>> Start SUPPLIED DATA

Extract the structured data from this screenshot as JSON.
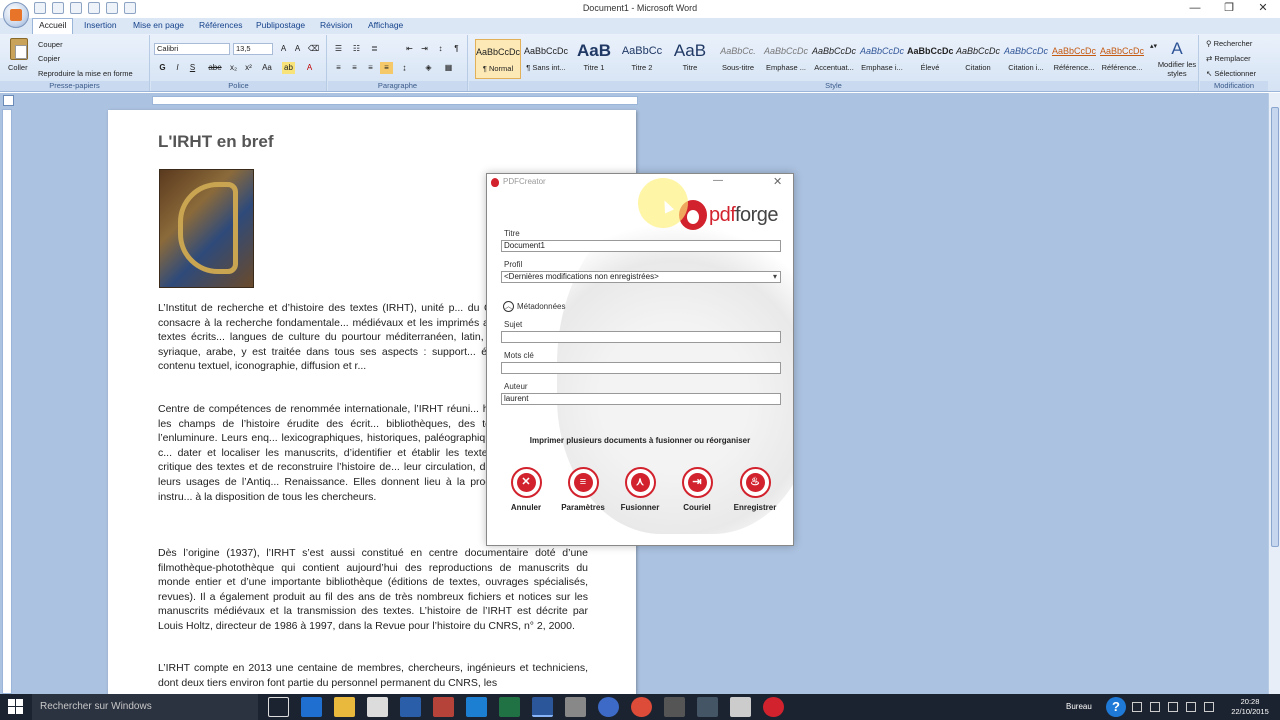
{
  "window": {
    "title": "Document1 - Microsoft Word",
    "controls": [
      "—",
      "❐",
      "✕"
    ]
  },
  "ribbon": {
    "tabs": [
      "Accueil",
      "Insertion",
      "Mise en page",
      "Références",
      "Publipostage",
      "Révision",
      "Affichage"
    ],
    "clipboard": {
      "paste": "Coller",
      "cut": "Couper",
      "copy": "Copier",
      "format_painter": "Reproduire la mise en forme",
      "label": "Presse-papiers"
    },
    "font": {
      "name": "Calibri",
      "size": "13,5",
      "label": "Police",
      "buttons": [
        "G",
        "I",
        "S",
        "abe",
        "x₂",
        "x²",
        "Aa",
        "A"
      ]
    },
    "paragraph": {
      "label": "Paragraphe"
    },
    "styles": {
      "label": "Style",
      "items": [
        {
          "sample": "AaBbCcDc",
          "name": "¶ Normal"
        },
        {
          "sample": "AaBbCcDc",
          "name": "¶ Sans int..."
        },
        {
          "sample": "AaB",
          "name": "Titre 1"
        },
        {
          "sample": "AaBbCc",
          "name": "Titre 2"
        },
        {
          "sample": "AaB",
          "name": "Titre"
        },
        {
          "sample": "AaBbCc.",
          "name": "Sous-titre"
        },
        {
          "sample": "AaBbCcDc",
          "name": "Emphase ..."
        },
        {
          "sample": "AaBbCcDc",
          "name": "Accentuat..."
        },
        {
          "sample": "AaBbCcDc",
          "name": "Emphase i..."
        },
        {
          "sample": "AaBbCcDc",
          "name": "Élevé"
        },
        {
          "sample": "AaBbCcDc",
          "name": "Citation"
        },
        {
          "sample": "AaBbCcDc",
          "name": "Citation i..."
        },
        {
          "sample": "AaBbCcDc",
          "name": "Référence..."
        },
        {
          "sample": "AaBbCcDc",
          "name": "Référence..."
        }
      ],
      "modify": "Modifier les styles"
    },
    "editing": {
      "label": "Modification",
      "find": "Rechercher",
      "replace": "Remplacer",
      "select": "Sélectionner"
    }
  },
  "document": {
    "title": "L'IRHT en bref",
    "paragraphs": [
      "L’Institut de recherche et d’histoire des textes (IRHT), unité p... du CNRS (UPR 841), se consacre à la recherche fondamentale... médiévaux et les imprimés anciens. L’histoire des textes écrits... langues de culture du pourtour méditerranéen, latin, langues ron... copte, syriaque, arabe, y est traitée dans tous ses aspects : support... écriture et décoration, contenu textuel, iconographie, diffusion et r...",
      "Centre de compétences de renommée internationale, l’IRHT réuni... haut niveau dans tous les champs de l’histoire érudite des écrit... bibliothèques, des textes et de l’art de l’enluminure. Leurs enq... lexicographiques, historiques, paléographiques et codicologiques c... dater et localiser les manuscrits, d’identifier et établir les textes... préparer l’édition critique des textes et de reconstruire l’histoire de... leur circulation, de leur audience et de leurs usages de l’Antiq... Renaissance. Elles donnent lieu à la production de nombreux instru... à la disposition de tous les chercheurs.",
      "Dès l’origine (1937), l’IRHT s’est aussi constitué en centre documentaire doté d’une filmothèque-photothèque qui contient aujourd’hui des reproductions de manuscrits du monde entier et d’une importante bibliothèque (éditions de textes, ouvrages spécialisés, revues). Il a également produit au fil des ans de très nombreux fichiers et notices sur les manuscrits médiévaux et la transmission des textes. L’histoire de l’IRHT est décrite par Louis Holtz, directeur de 1986 à 1997, dans la Revue pour l’histoire du CNRS, n° 2, 2000.",
      "L’IRHT compte en 2013 une centaine de membres, chercheurs, ingénieurs et techniciens, dont deux tiers environ font partie du personnel permanent du CNRS, les"
    ]
  },
  "pdfcreator": {
    "title": "PDFCreator",
    "logo_text_a": "pdf",
    "logo_text_b": "forge",
    "fields": {
      "titre_label": "Titre",
      "titre_value": "Document1",
      "profil_label": "Profil",
      "profil_value": "<Dernières modifications non enregistrées>",
      "metadata_toggle": "Métadonnées",
      "sujet_label": "Sujet",
      "sujet_value": "",
      "motscle_label": "Mots clé",
      "motscle_value": "",
      "auteur_label": "Auteur",
      "auteur_value": "laurent"
    },
    "hint": "Imprimer plusieurs documents à fusionner ou réorganiser",
    "actions": [
      {
        "label": "Annuler",
        "icon": "✕"
      },
      {
        "label": "Paramètres",
        "icon": "≡"
      },
      {
        "label": "Fusionner",
        "icon": "⋏"
      },
      {
        "label": "Couriel",
        "icon": "⇥"
      },
      {
        "label": "Enregistrer",
        "icon": "♨"
      }
    ]
  },
  "taskbar": {
    "search_placeholder": "Rechercher sur Windows",
    "tray_label": "Bureau",
    "time": "20:28",
    "date": "22/10/2015"
  },
  "colors": {
    "pdf_red": "#d2222d",
    "ribbon_blue": "#d5e3f4",
    "doc_background": "#abc2e0",
    "taskbar": "#1c2330"
  }
}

>> End SUPPLIED DATA

Without the pictures, reproduce every line of the records above exactly.

◆ RESULT OF THIS EXERCISE
Extract the structured data from this screenshot as JSON.
{
  "window": {
    "title": "Document1 - Microsoft Word",
    "controls": [
      "—",
      "❐",
      "✕"
    ]
  },
  "ribbon": {
    "tabs": [
      "Accueil",
      "Insertion",
      "Mise en page",
      "Références",
      "Publipostage",
      "Révision",
      "Affichage"
    ],
    "clipboard": {
      "paste": "Coller",
      "cut": "Couper",
      "copy": "Copier",
      "format_painter": "Reproduire la mise en forme",
      "label": "Presse-papiers"
    },
    "font": {
      "name": "Calibri",
      "size": "13,5",
      "label": "Police",
      "buttons": [
        "G",
        "I",
        "S",
        "abe",
        "x₂",
        "x²",
        "Aa",
        "A"
      ]
    },
    "paragraph": {
      "label": "Paragraphe"
    },
    "styles": {
      "label": "Style",
      "items": [
        {
          "sample": "AaBbCcDc",
          "name": "¶ Normal"
        },
        {
          "sample": "AaBbCcDc",
          "name": "¶ Sans int..."
        },
        {
          "sample": "AaB",
          "name": "Titre 1"
        },
        {
          "sample": "AaBbCc",
          "name": "Titre 2"
        },
        {
          "sample": "AaB",
          "name": "Titre"
        },
        {
          "sample": "AaBbCc.",
          "name": "Sous-titre"
        },
        {
          "sample": "AaBbCcDc",
          "name": "Emphase ..."
        },
        {
          "sample": "AaBbCcDc",
          "name": "Accentuat..."
        },
        {
          "sample": "AaBbCcDc",
          "name": "Emphase i..."
        },
        {
          "sample": "AaBbCcDc",
          "name": "Élevé"
        },
        {
          "sample": "AaBbCcDc",
          "name": "Citation"
        },
        {
          "sample": "AaBbCcDc",
          "name": "Citation i..."
        },
        {
          "sample": "AaBbCcDc",
          "name": "Référence..."
        },
        {
          "sample": "AaBbCcDc",
          "name": "Référence..."
        }
      ],
      "modify": "Modifier les styles"
    },
    "editing": {
      "label": "Modification",
      "find": "Rechercher",
      "replace": "Remplacer",
      "select": "Sélectionner"
    }
  },
  "document": {
    "title": "L'IRHT en bref",
    "paragraphs": [
      "L’Institut de recherche et d’histoire des textes (IRHT), unité p... du CNRS (UPR 841), se consacre à la recherche fondamentale... médiévaux et les imprimés anciens. L’histoire des textes écrits... langues de culture du pourtour méditerranéen, latin, langues ron... copte, syriaque, arabe, y est traitée dans tous ses aspects : support... écriture et décoration, contenu textuel, iconographie, diffusion et r...",
      "Centre de compétences de renommée internationale, l’IRHT réuni... haut niveau dans tous les champs de l’histoire érudite des écrit... bibliothèques, des textes et de l’art de l’enluminure. Leurs enq... lexicographiques, historiques, paléographiques et codicologiques c... dater et localiser les manuscrits, d’identifier et établir les textes... préparer l’édition critique des textes et de reconstruire l’histoire de... leur circulation, de leur audience et de leurs usages de l’Antiq... Renaissance. Elles donnent lieu à la production de nombreux instru... à la disposition de tous les chercheurs.",
      "Dès l’origine (1937), l’IRHT s’est aussi constitué en centre documentaire doté d’une filmothèque-photothèque qui contient aujourd’hui des reproductions de manuscrits du monde entier et d’une importante bibliothèque (éditions de textes, ouvrages spécialisés, revues). Il a également produit au fil des ans de très nombreux fichiers et notices sur les manuscrits médiévaux et la transmission des textes. L’histoire de l’IRHT est décrite par Louis Holtz, directeur de 1986 à 1997, dans la Revue pour l’histoire du CNRS, n° 2, 2000.",
      "L’IRHT compte en 2013 une centaine de membres, chercheurs, ingénieurs et techniciens, dont deux tiers environ font partie du personnel permanent du CNRS, les"
    ]
  },
  "pdfcreator": {
    "title": "PDFCreator",
    "logo_text_a": "pdf",
    "logo_text_b": "forge",
    "fields": {
      "titre_label": "Titre",
      "titre_value": "Document1",
      "profil_label": "Profil",
      "profil_value": "<Dernières modifications non enregistrées>",
      "metadata_toggle": "Métadonnées",
      "sujet_label": "Sujet",
      "sujet_value": "",
      "motscle_label": "Mots clé",
      "motscle_value": "",
      "auteur_label": "Auteur",
      "auteur_value": "laurent"
    },
    "hint": "Imprimer plusieurs documents à fusionner ou réorganiser",
    "actions": [
      {
        "label": "Annuler",
        "icon": "✕"
      },
      {
        "label": "Paramètres",
        "icon": "≡"
      },
      {
        "label": "Fusionner",
        "icon": "⋏"
      },
      {
        "label": "Couriel",
        "icon": "⇥"
      },
      {
        "label": "Enregistrer",
        "icon": "♨"
      }
    ]
  },
  "taskbar": {
    "search_placeholder": "Rechercher sur Windows",
    "tray_label": "Bureau",
    "time": "20:28",
    "date": "22/10/2015"
  },
  "colors": {
    "pdf_red": "#d2222d",
    "ribbon_blue": "#d5e3f4",
    "doc_background": "#abc2e0",
    "taskbar": "#1c2330"
  }
}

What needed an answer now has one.